(A run of records)
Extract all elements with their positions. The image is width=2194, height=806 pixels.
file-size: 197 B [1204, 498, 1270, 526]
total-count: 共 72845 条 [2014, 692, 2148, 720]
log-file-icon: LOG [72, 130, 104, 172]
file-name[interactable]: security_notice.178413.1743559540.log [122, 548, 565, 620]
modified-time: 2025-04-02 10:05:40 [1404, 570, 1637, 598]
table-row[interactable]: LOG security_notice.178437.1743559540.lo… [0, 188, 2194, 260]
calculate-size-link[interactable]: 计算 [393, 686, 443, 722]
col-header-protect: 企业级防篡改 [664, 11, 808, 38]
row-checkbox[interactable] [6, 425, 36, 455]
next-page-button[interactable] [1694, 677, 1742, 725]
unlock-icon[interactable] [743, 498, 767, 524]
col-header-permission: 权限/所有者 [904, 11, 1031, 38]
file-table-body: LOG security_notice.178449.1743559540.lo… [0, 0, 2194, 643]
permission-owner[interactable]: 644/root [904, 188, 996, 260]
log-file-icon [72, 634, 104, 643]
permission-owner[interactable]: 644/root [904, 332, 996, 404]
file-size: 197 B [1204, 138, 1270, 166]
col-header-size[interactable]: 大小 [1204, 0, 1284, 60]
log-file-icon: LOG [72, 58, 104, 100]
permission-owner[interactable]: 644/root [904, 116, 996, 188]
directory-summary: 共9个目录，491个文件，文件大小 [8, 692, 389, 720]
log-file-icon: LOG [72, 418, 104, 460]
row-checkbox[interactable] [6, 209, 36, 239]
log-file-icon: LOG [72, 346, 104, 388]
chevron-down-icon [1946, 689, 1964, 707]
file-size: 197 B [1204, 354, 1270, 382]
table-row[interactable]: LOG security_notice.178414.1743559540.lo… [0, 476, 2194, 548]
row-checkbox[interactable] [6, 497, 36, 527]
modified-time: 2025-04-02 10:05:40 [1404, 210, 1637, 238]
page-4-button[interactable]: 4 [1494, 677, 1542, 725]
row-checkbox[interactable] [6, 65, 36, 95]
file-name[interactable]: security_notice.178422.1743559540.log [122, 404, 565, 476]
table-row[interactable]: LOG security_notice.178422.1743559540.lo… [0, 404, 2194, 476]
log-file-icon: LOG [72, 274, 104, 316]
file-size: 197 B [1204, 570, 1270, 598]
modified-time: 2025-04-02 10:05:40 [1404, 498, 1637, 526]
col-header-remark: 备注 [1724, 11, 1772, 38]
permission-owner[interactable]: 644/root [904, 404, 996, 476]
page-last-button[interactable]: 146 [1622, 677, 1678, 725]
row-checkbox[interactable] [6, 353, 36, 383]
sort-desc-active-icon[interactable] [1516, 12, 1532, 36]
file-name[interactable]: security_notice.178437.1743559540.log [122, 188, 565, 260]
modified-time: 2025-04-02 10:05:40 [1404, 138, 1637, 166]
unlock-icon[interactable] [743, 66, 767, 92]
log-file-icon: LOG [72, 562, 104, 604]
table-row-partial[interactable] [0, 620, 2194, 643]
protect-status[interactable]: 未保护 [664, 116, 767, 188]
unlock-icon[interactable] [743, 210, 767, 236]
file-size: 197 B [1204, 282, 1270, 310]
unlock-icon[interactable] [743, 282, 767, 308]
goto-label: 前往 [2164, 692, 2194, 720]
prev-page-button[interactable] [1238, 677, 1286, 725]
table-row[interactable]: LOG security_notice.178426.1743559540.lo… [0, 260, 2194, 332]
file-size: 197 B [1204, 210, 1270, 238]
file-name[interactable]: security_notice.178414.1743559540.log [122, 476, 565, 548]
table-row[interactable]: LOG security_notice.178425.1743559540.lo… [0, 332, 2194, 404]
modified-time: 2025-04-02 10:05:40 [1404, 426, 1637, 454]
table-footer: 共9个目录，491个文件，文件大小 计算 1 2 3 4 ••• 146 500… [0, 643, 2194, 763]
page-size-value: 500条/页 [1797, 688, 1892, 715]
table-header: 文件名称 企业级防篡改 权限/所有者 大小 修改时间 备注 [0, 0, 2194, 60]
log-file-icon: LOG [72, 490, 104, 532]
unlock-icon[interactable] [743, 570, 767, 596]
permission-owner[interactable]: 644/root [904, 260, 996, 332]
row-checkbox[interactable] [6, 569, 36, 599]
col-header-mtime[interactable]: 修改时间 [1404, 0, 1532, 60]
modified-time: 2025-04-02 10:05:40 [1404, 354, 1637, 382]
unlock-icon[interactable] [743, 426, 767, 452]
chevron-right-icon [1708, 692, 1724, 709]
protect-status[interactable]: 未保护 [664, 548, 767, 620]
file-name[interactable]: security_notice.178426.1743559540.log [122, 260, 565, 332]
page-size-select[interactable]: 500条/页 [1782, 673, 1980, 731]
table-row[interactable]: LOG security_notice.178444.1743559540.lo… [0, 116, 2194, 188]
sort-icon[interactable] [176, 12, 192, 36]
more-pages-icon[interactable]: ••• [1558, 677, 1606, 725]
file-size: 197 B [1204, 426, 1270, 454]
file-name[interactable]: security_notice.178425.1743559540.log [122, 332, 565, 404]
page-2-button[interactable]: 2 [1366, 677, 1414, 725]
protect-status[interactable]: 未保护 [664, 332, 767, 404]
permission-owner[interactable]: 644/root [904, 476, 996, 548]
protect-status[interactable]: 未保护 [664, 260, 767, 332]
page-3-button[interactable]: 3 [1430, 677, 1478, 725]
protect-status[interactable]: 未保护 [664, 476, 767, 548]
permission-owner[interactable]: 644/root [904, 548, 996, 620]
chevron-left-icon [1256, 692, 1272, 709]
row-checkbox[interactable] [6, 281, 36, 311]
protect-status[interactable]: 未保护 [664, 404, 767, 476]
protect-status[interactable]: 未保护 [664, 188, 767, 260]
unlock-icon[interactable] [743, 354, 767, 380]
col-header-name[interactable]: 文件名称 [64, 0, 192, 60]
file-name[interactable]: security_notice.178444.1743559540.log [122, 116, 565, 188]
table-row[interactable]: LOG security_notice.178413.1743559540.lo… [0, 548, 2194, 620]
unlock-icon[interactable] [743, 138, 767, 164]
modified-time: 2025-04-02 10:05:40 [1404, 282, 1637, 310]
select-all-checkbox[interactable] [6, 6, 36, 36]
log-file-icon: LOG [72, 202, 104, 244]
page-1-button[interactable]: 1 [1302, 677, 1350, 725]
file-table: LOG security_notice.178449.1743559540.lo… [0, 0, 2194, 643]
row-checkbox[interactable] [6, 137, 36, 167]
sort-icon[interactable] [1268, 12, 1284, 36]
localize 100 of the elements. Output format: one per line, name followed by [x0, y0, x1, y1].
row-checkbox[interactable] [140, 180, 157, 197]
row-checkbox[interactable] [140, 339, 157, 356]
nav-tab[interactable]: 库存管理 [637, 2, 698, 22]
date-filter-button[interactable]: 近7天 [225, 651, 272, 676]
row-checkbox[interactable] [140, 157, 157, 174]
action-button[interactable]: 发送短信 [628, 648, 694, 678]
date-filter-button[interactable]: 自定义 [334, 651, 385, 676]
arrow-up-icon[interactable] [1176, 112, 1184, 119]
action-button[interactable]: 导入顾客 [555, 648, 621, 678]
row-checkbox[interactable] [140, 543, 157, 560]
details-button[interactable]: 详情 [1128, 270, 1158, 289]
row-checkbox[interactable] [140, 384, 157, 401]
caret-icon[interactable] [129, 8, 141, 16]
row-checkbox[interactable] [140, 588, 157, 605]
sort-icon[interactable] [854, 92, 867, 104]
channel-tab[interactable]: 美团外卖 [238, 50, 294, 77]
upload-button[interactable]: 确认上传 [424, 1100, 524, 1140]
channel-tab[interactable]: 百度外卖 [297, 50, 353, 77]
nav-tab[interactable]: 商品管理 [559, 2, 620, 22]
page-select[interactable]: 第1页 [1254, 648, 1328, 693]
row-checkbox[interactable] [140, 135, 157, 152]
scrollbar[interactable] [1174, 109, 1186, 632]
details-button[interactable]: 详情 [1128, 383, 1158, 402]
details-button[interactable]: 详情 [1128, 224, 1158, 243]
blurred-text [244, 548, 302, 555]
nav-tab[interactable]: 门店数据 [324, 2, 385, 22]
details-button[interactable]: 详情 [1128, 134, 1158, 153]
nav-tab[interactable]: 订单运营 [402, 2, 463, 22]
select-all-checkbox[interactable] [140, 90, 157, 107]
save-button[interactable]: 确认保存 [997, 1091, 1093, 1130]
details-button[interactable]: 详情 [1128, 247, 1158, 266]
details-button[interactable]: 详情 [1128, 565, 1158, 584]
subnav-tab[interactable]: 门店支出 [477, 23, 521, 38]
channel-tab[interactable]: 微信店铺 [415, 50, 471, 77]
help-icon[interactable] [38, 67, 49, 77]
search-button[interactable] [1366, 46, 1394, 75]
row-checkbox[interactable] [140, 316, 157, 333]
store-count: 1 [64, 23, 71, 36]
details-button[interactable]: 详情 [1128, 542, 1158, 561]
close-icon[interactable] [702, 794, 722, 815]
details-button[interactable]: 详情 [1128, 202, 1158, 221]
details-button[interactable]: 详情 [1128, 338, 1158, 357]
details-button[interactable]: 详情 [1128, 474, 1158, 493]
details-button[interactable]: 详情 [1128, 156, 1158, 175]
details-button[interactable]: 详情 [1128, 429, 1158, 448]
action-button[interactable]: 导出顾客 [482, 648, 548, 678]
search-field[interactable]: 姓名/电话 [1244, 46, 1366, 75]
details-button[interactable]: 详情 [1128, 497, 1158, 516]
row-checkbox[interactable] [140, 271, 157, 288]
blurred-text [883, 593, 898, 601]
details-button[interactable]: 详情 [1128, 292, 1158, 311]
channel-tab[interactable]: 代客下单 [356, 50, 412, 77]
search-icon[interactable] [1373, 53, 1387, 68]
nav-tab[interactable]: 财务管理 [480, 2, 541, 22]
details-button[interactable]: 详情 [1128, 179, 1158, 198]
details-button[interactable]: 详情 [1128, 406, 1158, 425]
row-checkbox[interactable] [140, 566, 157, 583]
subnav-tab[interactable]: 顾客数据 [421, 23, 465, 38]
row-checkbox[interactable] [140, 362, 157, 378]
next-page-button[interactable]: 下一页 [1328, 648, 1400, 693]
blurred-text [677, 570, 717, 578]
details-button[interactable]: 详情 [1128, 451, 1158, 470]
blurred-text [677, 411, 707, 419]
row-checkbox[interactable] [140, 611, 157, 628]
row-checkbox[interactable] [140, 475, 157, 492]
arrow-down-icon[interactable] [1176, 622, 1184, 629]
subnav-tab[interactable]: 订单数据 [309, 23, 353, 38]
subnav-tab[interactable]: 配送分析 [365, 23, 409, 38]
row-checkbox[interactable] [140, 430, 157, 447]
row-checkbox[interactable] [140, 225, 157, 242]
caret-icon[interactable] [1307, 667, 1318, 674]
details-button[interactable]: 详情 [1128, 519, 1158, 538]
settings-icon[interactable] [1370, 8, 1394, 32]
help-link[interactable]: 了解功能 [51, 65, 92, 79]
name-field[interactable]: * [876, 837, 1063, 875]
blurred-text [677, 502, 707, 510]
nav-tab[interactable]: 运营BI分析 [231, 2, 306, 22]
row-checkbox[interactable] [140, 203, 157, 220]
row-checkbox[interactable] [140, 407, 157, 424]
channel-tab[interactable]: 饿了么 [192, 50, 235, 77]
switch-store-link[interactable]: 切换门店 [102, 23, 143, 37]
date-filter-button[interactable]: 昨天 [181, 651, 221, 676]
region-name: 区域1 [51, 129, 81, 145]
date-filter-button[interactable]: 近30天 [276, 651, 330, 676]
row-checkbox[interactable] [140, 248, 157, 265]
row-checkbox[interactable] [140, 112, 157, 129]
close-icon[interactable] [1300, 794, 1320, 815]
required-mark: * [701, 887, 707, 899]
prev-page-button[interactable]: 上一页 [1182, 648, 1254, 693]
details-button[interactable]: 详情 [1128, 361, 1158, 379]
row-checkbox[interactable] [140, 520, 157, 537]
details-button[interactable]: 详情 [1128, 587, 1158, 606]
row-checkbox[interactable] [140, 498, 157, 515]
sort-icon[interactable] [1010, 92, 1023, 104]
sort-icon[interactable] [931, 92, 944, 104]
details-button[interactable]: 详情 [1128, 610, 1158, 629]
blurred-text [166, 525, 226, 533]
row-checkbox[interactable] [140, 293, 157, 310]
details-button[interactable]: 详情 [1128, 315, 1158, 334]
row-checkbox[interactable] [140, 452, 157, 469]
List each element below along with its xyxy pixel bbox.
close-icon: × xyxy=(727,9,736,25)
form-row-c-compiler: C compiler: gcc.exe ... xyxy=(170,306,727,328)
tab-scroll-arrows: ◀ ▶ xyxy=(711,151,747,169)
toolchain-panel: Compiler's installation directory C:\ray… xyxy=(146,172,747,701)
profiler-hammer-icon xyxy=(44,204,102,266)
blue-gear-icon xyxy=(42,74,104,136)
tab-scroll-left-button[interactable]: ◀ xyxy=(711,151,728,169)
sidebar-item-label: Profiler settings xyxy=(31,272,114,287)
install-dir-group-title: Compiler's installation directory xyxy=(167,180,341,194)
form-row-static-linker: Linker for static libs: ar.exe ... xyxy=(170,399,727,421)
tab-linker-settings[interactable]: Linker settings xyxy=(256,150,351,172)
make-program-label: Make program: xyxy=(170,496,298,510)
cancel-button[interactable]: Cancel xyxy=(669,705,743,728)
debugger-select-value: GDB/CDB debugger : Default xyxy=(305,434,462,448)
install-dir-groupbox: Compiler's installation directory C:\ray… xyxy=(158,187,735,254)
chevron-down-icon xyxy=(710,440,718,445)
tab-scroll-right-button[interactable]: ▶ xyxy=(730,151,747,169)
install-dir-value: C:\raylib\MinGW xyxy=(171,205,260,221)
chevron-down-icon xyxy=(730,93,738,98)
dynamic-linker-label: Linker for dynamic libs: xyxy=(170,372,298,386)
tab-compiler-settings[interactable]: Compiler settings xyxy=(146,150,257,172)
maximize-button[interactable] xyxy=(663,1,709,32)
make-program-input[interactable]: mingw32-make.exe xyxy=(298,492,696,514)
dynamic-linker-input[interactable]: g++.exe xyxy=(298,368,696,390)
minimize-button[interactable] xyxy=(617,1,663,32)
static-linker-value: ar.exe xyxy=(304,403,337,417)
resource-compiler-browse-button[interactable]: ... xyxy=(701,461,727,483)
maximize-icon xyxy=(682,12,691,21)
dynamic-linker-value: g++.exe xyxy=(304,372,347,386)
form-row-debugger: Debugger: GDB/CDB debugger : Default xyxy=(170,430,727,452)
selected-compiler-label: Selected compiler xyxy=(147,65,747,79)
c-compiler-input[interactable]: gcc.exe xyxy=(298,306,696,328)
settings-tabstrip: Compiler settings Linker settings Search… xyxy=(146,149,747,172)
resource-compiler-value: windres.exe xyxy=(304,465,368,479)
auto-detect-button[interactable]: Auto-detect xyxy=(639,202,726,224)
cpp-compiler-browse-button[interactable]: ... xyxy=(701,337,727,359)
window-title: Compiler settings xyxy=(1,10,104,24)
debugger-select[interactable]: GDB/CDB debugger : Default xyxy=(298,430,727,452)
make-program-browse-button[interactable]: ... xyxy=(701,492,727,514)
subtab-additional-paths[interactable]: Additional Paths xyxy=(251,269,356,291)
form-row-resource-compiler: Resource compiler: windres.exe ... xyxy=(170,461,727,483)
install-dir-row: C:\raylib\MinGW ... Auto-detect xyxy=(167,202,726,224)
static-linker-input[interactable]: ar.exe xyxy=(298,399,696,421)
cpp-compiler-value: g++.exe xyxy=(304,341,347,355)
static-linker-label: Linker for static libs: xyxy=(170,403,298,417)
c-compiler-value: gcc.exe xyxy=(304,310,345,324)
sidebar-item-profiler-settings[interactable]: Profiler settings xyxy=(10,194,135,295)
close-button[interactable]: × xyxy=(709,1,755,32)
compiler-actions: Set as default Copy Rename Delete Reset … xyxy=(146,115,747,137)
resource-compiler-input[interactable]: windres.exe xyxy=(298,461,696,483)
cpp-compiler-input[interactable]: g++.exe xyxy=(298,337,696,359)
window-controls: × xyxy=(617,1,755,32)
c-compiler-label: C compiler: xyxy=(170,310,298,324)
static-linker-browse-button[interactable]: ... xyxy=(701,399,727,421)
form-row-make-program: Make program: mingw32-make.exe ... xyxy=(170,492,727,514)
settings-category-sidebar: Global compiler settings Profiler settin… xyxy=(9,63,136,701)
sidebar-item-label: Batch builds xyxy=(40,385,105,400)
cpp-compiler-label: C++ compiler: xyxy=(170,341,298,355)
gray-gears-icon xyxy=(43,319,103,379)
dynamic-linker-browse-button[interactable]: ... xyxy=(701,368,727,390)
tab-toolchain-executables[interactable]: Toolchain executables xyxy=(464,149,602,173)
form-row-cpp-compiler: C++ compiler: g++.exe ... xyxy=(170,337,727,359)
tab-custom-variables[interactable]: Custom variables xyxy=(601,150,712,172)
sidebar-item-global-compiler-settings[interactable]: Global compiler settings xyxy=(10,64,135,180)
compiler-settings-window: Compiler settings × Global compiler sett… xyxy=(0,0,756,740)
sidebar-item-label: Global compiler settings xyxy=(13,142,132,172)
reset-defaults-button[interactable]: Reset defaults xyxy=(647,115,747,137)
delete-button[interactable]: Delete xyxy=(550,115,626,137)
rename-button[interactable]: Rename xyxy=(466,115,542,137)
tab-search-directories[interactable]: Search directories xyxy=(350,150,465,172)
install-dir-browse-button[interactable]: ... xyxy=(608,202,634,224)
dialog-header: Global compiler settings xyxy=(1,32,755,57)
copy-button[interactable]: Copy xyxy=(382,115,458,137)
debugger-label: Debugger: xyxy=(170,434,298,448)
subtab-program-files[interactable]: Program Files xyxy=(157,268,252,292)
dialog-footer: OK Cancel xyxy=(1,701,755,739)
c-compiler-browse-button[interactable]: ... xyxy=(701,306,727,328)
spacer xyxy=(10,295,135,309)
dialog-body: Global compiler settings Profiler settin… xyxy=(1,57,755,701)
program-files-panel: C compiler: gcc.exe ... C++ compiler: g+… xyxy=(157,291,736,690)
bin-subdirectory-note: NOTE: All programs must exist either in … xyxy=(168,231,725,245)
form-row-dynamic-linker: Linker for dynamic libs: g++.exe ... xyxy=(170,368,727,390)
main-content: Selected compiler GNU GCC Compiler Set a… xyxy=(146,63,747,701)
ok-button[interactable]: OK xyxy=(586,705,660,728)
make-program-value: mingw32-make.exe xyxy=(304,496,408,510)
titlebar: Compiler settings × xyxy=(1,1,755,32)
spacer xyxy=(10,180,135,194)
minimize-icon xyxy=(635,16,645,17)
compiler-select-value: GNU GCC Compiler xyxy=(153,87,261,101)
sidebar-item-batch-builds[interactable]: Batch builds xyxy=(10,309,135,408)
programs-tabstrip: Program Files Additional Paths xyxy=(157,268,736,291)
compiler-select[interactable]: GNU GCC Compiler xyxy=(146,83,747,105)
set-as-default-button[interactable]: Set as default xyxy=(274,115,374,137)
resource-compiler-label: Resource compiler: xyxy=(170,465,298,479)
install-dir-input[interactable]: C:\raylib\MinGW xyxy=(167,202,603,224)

● **What is being asked**
Retype the items above, without any changes, from the very start through the line containing "188, 2194, 260]". Include that line.

● **Solution to this task**
Extract all elements with their positions. The image is width=2194, height=806 pixels.
file-size: 197 B [1204, 498, 1270, 526]
total-count: 共 72845 条 [2014, 692, 2148, 720]
log-file-icon: LOG [72, 130, 104, 172]
file-name[interactable]: security_notice.178413.1743559540.log [122, 548, 565, 620]
modified-time: 2025-04-02 10:05:40 [1404, 570, 1637, 598]
table-row[interactable]: LOG security_notice.178437.1743559540.lo… [0, 188, 2194, 260]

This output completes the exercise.